**Data provided**:
====

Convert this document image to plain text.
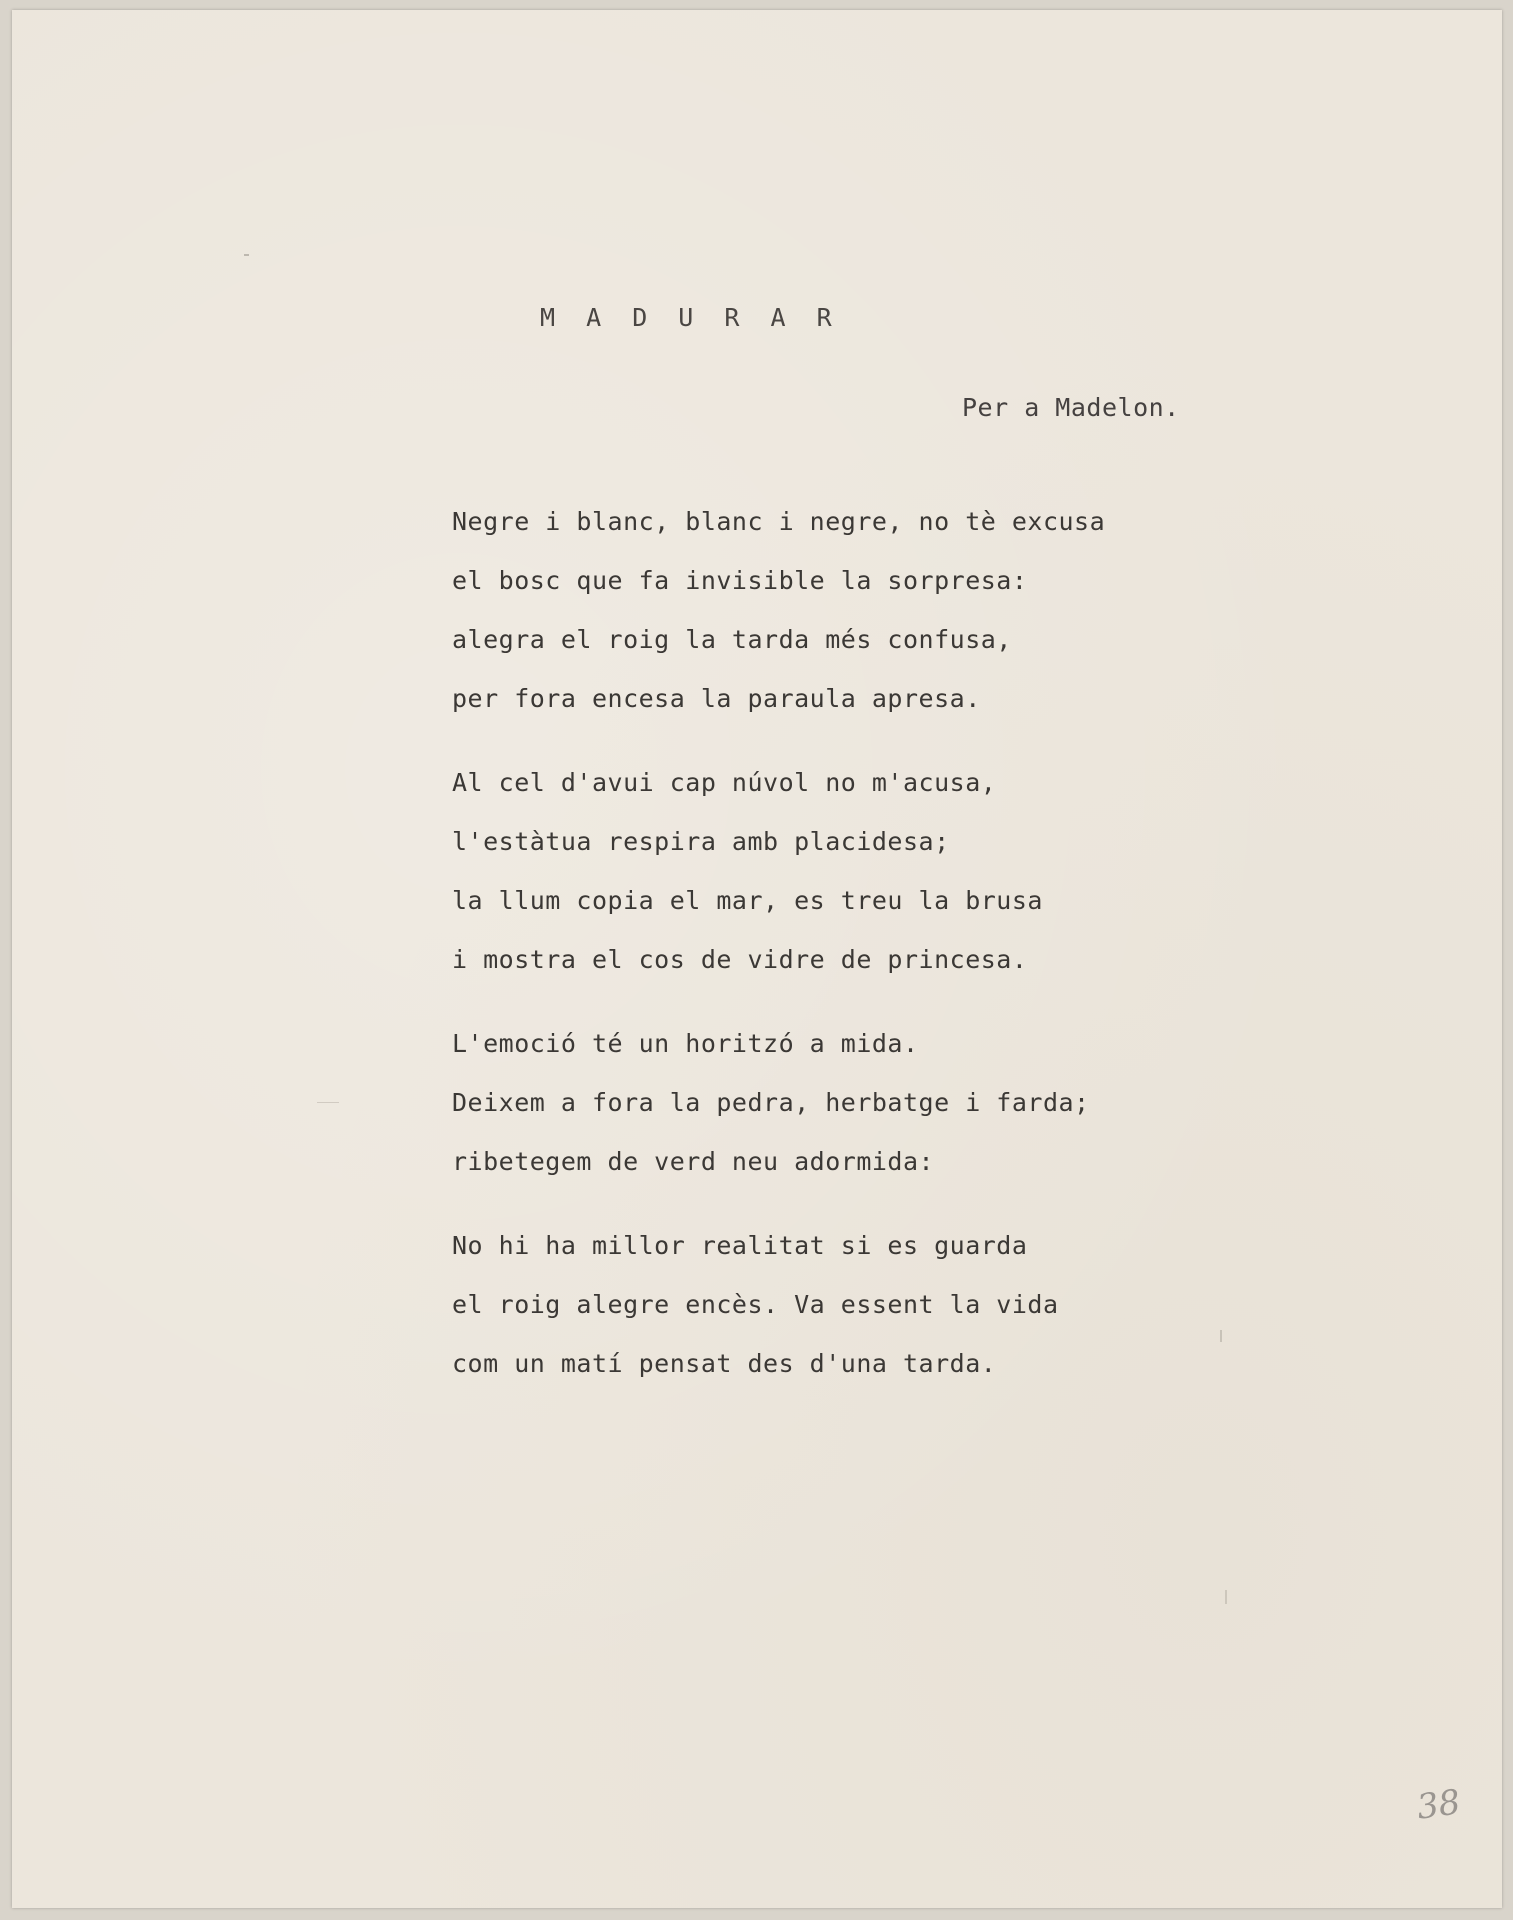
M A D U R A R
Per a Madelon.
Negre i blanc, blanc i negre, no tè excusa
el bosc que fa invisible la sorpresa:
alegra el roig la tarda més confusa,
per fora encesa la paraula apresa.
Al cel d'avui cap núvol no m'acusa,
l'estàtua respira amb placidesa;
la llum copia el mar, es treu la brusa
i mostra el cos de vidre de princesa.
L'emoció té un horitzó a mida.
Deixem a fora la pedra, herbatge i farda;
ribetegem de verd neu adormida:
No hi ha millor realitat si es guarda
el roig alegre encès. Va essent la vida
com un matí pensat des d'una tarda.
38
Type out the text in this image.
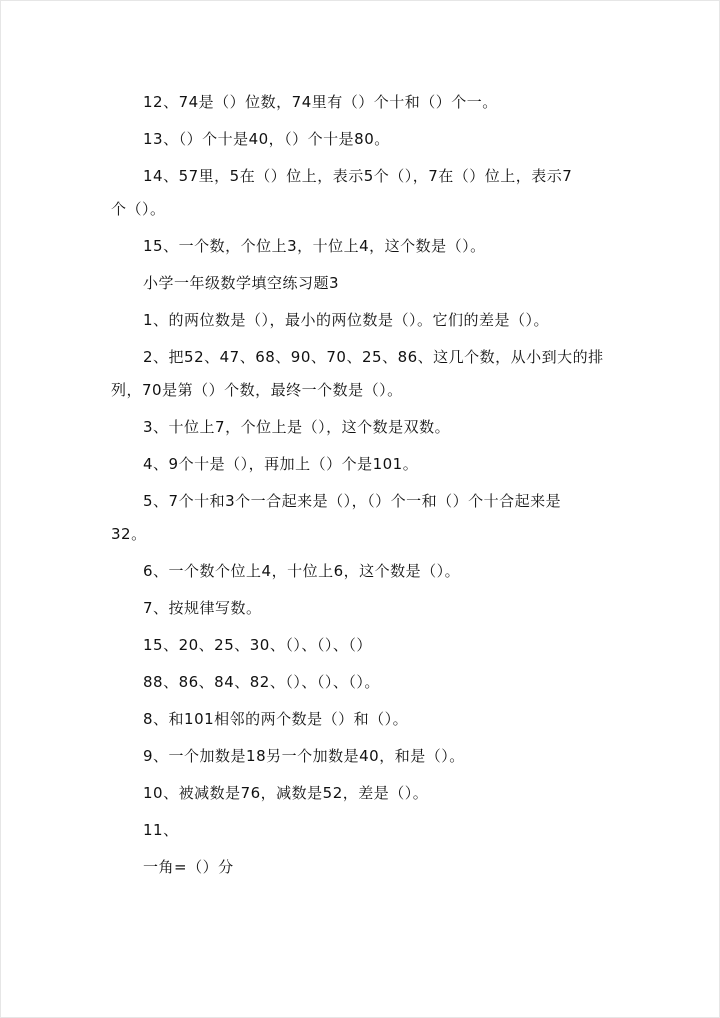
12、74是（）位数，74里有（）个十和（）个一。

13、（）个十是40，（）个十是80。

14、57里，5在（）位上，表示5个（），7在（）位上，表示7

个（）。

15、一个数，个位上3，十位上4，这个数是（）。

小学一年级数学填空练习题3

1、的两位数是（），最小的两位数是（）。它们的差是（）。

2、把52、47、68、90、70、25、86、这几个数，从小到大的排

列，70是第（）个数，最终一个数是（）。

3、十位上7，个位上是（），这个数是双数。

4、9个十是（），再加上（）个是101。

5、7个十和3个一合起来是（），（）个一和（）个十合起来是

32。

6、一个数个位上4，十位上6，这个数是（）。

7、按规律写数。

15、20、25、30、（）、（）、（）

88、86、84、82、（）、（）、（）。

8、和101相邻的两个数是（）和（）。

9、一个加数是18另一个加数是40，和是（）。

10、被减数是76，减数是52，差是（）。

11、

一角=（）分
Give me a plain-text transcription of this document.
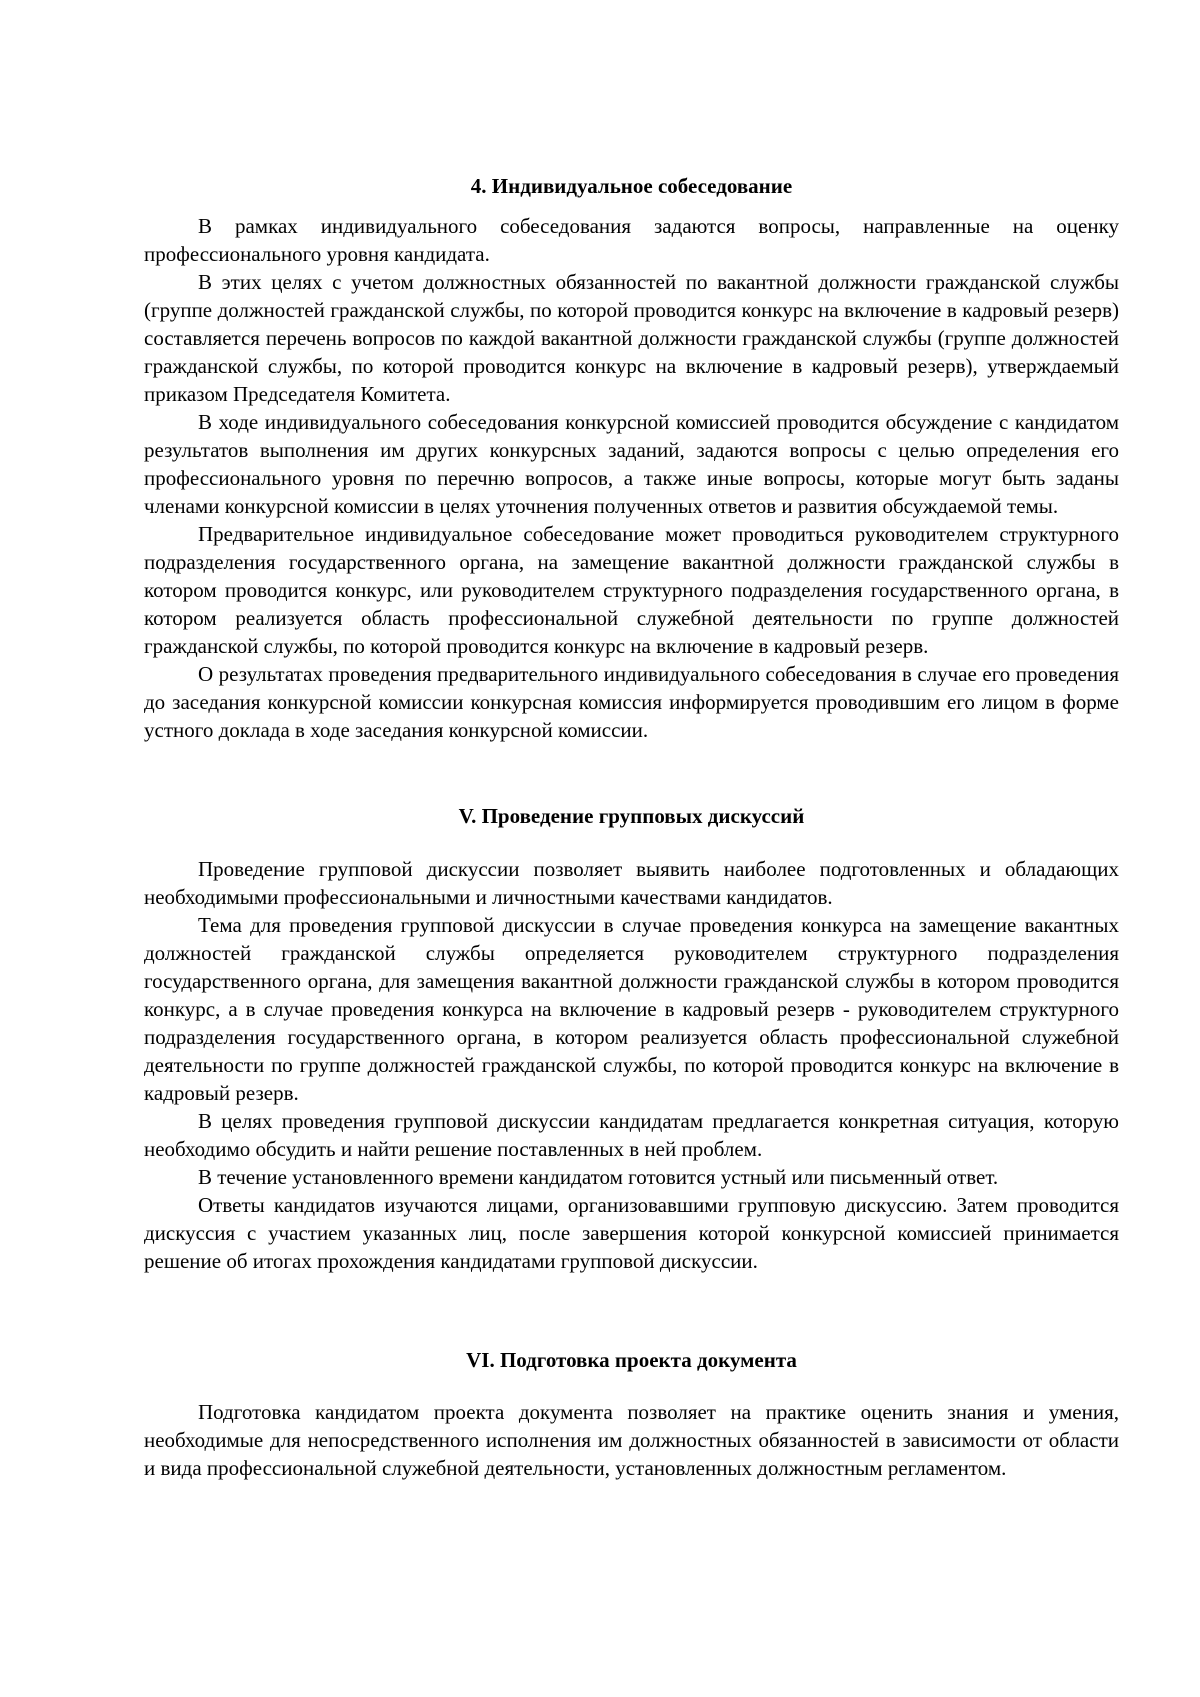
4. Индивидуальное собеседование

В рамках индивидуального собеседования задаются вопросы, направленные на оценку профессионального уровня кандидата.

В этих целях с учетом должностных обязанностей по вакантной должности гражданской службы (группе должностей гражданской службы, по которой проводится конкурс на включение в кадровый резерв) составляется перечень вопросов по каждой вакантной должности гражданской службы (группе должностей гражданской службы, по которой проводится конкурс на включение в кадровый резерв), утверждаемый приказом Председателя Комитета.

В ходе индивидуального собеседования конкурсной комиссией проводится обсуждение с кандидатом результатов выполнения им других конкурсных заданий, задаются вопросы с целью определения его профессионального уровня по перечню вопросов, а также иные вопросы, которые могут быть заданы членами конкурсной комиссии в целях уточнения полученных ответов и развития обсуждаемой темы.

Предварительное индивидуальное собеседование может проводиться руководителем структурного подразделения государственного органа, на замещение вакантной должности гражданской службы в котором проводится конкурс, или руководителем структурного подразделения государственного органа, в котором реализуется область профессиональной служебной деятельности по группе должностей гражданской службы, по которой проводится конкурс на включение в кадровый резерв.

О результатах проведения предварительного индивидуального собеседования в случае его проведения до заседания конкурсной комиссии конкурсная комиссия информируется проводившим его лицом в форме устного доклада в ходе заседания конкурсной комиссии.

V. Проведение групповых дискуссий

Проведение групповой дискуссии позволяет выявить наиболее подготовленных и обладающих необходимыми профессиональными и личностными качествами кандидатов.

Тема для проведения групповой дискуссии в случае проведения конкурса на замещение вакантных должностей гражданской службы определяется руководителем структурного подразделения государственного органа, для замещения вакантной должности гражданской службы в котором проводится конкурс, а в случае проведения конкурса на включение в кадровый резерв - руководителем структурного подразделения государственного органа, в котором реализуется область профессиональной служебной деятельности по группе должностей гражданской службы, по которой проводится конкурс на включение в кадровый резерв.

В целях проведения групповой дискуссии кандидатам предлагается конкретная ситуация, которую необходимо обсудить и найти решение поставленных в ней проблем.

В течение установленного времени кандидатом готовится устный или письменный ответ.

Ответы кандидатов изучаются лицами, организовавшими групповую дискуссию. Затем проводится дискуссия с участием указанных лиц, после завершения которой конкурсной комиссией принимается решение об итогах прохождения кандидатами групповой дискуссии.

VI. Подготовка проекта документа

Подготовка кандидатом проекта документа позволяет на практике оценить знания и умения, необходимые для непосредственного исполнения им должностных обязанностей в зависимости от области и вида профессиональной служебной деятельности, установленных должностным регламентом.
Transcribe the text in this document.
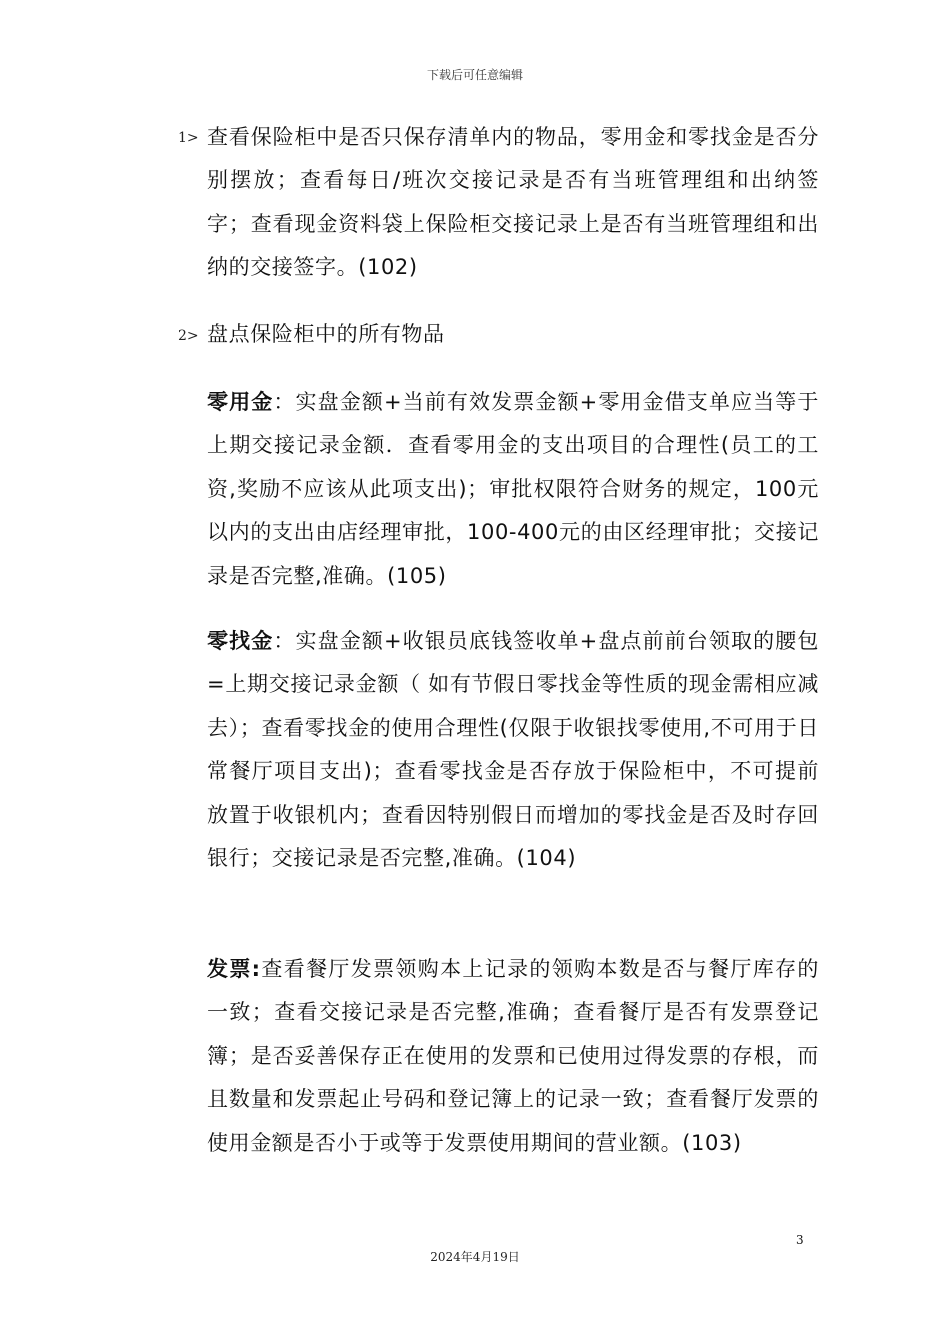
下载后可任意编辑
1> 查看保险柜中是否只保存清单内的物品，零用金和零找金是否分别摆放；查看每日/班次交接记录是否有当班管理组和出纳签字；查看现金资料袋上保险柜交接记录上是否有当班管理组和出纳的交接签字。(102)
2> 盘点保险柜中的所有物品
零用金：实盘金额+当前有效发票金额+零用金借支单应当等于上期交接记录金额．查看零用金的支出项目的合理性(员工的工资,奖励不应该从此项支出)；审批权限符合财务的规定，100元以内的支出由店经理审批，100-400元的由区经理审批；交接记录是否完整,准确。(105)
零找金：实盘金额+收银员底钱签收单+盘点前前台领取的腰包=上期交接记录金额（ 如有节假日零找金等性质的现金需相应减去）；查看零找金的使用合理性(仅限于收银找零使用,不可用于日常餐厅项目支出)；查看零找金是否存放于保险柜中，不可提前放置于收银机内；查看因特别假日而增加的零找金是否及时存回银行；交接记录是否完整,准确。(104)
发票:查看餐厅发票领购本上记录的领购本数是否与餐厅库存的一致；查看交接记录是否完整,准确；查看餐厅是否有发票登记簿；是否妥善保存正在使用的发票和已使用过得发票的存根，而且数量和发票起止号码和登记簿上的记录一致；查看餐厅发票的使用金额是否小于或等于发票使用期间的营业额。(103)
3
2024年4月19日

====

**Work to be completed**: Pictures in the records above should not be copied. Repeat everything else exactly.

**Written answer**:
Convert this document image to plain text.
M A D U R A R
Per a Madelon.
Negre i blanc, blanc i negre, no tè excusa
el bosc que fa invisible la sorpresa:
alegra el roig la tarda més confusa,
per fora encesa la paraula apresa.
Al cel d'avui cap núvol no m'acusa,
l'estàtua respira amb placidesa;
la llum copia el mar, es treu la brusa
i mostra el cos de vidre de princesa.
L'emoció té un horitzó a mida.
Deixem a fora la pedra, herbatge i farda;
ribetegem de verd neu adormida:
No hi ha millor realitat si es guarda
el roig alegre encès. Va essent la vida
com un matí pensat des d'una tarda.
38
Type out the text in this image.
12、74是（）位数，74里有（）个十和（）个一。

13、（）个十是40，（）个十是80。

14、57里，5在（）位上，表示5个（），7在（）位上，表示7

个（）。

15、一个数，个位上3，十位上4，这个数是（）。

小学一年级数学填空练习题3

1、的两位数是（），最小的两位数是（）。它们的差是（）。

2、把52、47、68、90、70、25、86、这几个数，从小到大的排

列，70是第（）个数，最终一个数是（）。

3、十位上7，个位上是（），这个数是双数。

4、9个十是（），再加上（）个是101。

5、7个十和3个一合起来是（），（）个一和（）个十合起来是

32。

6、一个数个位上4，十位上6，这个数是（）。

7、按规律写数。

15、20、25、30、（）、（）、（）

88、86、84、82、（）、（）、（）。

8、和101相邻的两个数是（）和（）。

9、一个加数是18另一个加数是40，和是（）。

10、被减数是76，减数是52，差是（）。

11、

一角=（）分
Give me a plain-text transcription of this document.
4. Индивидуальное собеседование

В рамках индивидуального собеседования задаются вопросы, направленные на оценку профессионального уровня кандидата.

В этих целях с учетом должностных обязанностей по вакантной должности гражданской службы (группе должностей гражданской службы, по которой проводится конкурс на включение в кадровый резерв) составляется перечень вопросов по каждой вакантной должности гражданской службы (группе должностей гражданской службы, по которой проводится конкурс на включение в кадровый резерв), утверждаемый приказом Председателя Комитета.

В ходе индивидуального собеседования конкурсной комиссией проводится обсуждение с кандидатом результатов выполнения им других конкурсных заданий, задаются вопросы с целью определения его профессионального уровня по перечню вопросов, а также иные вопросы, которые могут быть заданы членами конкурсной комиссии в целях уточнения полученных ответов и развития обсуждаемой темы.

Предварительное индивидуальное собеседование может проводиться руководителем структурного подразделения государственного органа, на замещение вакантной должности гражданской службы в котором проводится конкурс, или руководителем структурного подразделения государственного органа, в котором реализуется область профессиональной служебной деятельности по группе должностей гражданской службы, по которой проводится конкурс на включение в кадровый резерв.

О результатах проведения предварительного индивидуального собеседования в случае его проведения до заседания конкурсной комиссии конкурсная комиссия информируется проводившим его лицом в форме устного доклада в ходе заседания конкурсной комиссии.

V. Проведение групповых дискуссий

Проведение групповой дискуссии позволяет выявить наиболее подготовленных и обладающих необходимыми профессиональными и личностными качествами кандидатов.

Тема для проведения групповой дискуссии в случае проведения конкурса на замещение вакантных должностей гражданской службы определяется руководителем структурного подразделения государственного органа, для замещения вакантной должности гражданской службы в котором проводится конкурс, а в случае проведения конкурса на включение в кадровый резерв - руководителем структурного подразделения государственного органа, в котором реализуется область профессиональной служебной деятельности по группе должностей гражданской службы, по которой проводится конкурс на включение в кадровый резерв.

В целях проведения групповой дискуссии кандидатам предлагается конкретная ситуация, которую необходимо обсудить и найти решение поставленных в ней проблем.

В течение установленного времени кандидатом готовится устный или письменный ответ.

Ответы кандидатов изучаются лицами, организовавшими групповую дискуссию. Затем проводится дискуссия с участием указанных лиц, после завершения которой конкурсной комиссией принимается решение об итогах прохождения кандидатами групповой дискуссии.

VI. Подготовка проекта документа

Подготовка кандидатом проекта документа позволяет на практике оценить знания и умения, необходимые для непосредственного исполнения им должностных обязанностей в зависимости от области и вида профессиональной служебной деятельности, установленных должностным регламентом.
Transcribe the text in this document.
下载后可任意编辑
1> 查看保险柜中是否只保存清单内的物品，零用金和零找金是否分别摆放；查看每日/班次交接记录是否有当班管理组和出纳签字；查看现金资料袋上保险柜交接记录上是否有当班管理组和出纳的交接签字。(102)
2> 盘点保险柜中的所有物品
零用金：实盘金额+当前有效发票金额+零用金借支单应当等于上期交接记录金额．查看零用金的支出项目的合理性(员工的工资,奖励不应该从此项支出)；审批权限符合财务的规定，100元以内的支出由店经理审批，100-400元的由区经理审批；交接记录是否完整,准确。(105)
零找金：实盘金额+收银员底钱签收单+盘点前前台领取的腰包=上期交接记录金额（ 如有节假日零找金等性质的现金需相应减去）；查看零找金的使用合理性(仅限于收银找零使用,不可用于日常餐厅项目支出)；查看零找金是否存放于保险柜中，不可提前放置于收银机内；查看因特别假日而增加的零找金是否及时存回银行；交接记录是否完整,准确。(104)
发票:查看餐厅发票领购本上记录的领购本数是否与餐厅库存的一致；查看交接记录是否完整,准确；查看餐厅是否有发票登记簿；是否妥善保存正在使用的发票和已使用过得发票的存根，而且数量和发票起止号码和登记簿上的记录一致；查看餐厅发票的使用金额是否小于或等于发票使用期间的营业额。(103)
3
2024年4月19日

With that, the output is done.